[Request] Repeat all the records exactly, omitting pictures.

++++ Excerpted records ++++

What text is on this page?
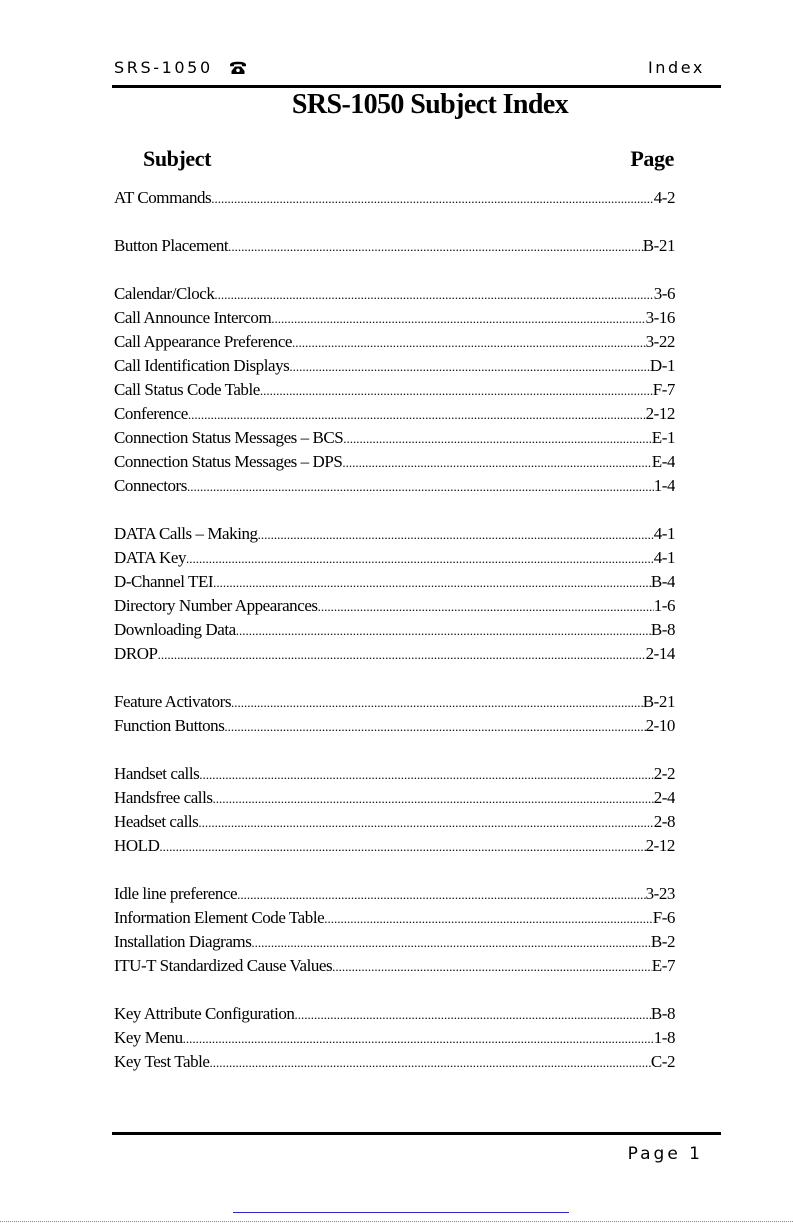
SRS-1050	Index
SRS-1050 Subject Index
Subject	Page
AT Commands .....	4-2
Button Placement .....	B-21
Calendar/Clock .....	3-6
Call Announce Intercom .....	3-16
Call Appearance Preference .....	3-22
Call Identification Displays .....	D-1
Call Status Code Table .....	F-7
Conference .....	2-12
Connection Status Messages – BCS .....	E-1
Connection Status Messages – DPS .....	E-4
Connectors .....	1-4
DATA Calls – Making .....	4-1
DATA Key .....	4-1
D-Channel TEI .....	B-4
Directory Number Appearances .....	1-6
Downloading Data .....	B-8
DROP .....	2-14
Feature Activators .....	B-21
Function Buttons .....	2-10
Handset calls .....	2-2
Handsfree calls .....	2-4
Headset calls .....	2-8
HOLD .....	2-12
Idle line preference .....	3-23
Information Element Code Table .....	F-6
Installation Diagrams .....	B-2
ITU-T Standardized Cause Values .....	E-7
Key Attribute Configuration .....	B-8
Key Menu .....	1-8
Key Test Table .....	C-2
Page 1
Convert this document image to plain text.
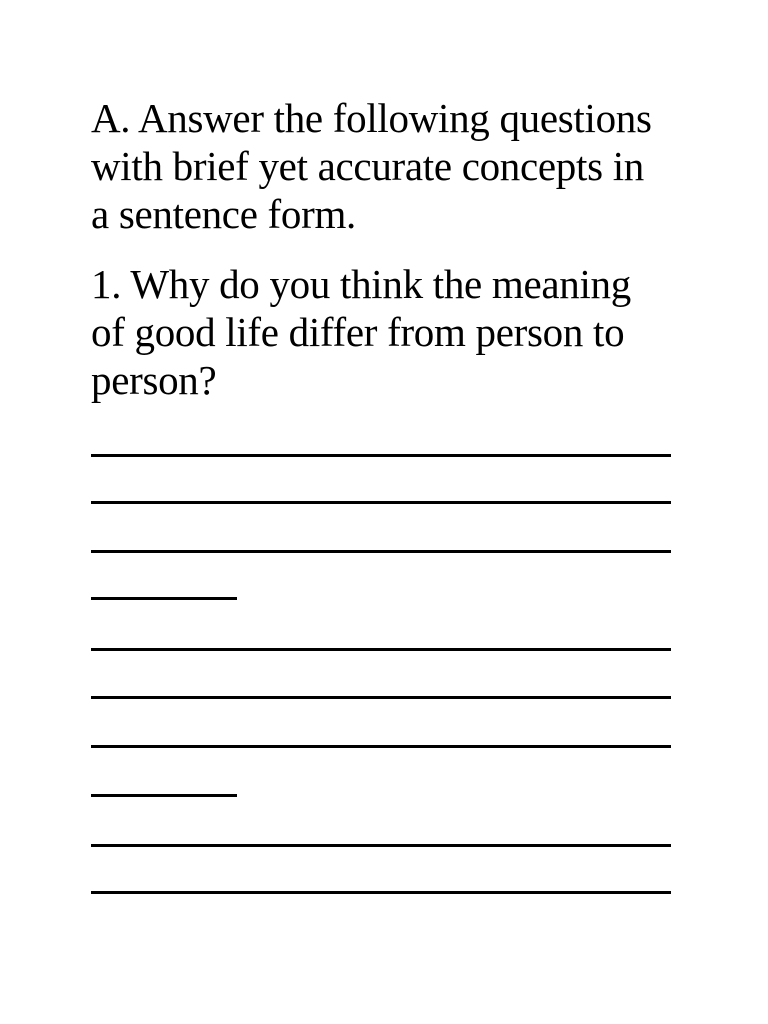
A. Answer the following questions
with brief yet accurate concepts in
a sentence form.
1. Why do you think the meaning
of good life differ from person to
person?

++++

[Task response]
What text is on this page?
SRS-1050	Index
SRS-1050 Subject Index
Subject	Page
AT Commands .....	4-2
Button Placement .....	B-21
Calendar/Clock .....	3-6
Call Announce Intercom .....	3-16
Call Appearance Preference .....	3-22
Call Identification Displays .....	D-1
Call Status Code Table .....	F-7
Conference .....	2-12
Connection Status Messages – BCS .....	E-1
Connection Status Messages – DPS .....	E-4
Connectors .....	1-4
DATA Calls – Making .....	4-1
DATA Key .....	4-1
D-Channel TEI .....	B-4
Directory Number Appearances .....	1-6
Downloading Data .....	B-8
DROP .....	2-14
Feature Activators .....	B-21
Function Buttons .....	2-10
Handset calls .....	2-2
Handsfree calls .....	2-4
Headset calls .....	2-8
HOLD .....	2-12
Idle line preference .....	3-23
Information Element Code Table .....	F-6
Installation Diagrams .....	B-2
ITU-T Standardized Cause Values .....	E-7
Key Attribute Configuration .....	B-8
Key Menu .....	1-8
Key Test Table .....	C-2
Page 1
Convert this document image to plain text.
A. Answer the following questions
with brief yet accurate concepts in
a sentence form.
1. Why do you think the meaning
of good life differ from person to
person?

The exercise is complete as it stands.